— BEGIN RECORD EXTRACTS —
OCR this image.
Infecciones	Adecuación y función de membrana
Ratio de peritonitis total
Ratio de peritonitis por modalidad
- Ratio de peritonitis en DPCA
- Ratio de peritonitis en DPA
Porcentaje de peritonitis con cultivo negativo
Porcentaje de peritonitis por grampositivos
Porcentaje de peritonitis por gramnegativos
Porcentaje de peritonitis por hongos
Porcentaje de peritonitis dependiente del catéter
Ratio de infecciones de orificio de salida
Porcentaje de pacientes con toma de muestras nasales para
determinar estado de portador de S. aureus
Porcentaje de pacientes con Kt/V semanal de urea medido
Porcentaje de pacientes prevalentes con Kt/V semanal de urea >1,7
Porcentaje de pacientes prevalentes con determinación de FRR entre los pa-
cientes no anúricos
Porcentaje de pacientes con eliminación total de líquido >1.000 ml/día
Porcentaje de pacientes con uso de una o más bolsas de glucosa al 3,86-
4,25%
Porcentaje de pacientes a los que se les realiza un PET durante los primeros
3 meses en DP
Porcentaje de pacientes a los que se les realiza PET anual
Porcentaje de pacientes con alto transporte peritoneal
— END RECORD EXTRACTS —
PROBLEM REQUIREMENTS
Your task is to gather every line with the word "peritonitis" and copy it.

ANSWER IN FULL
Ratio de peritonitis total
Ratio de peritonitis por modalidad
- Ratio de peritonitis en DPCA
- Ratio de peritonitis en DPA
Porcentaje de peritonitis con cultivo negativo
Porcentaje de peritonitis por grampositivos
Porcentaje de peritonitis por gramnegativos
Porcentaje de peritonitis por hongos
Porcentaje de peritonitis dependiente del catéter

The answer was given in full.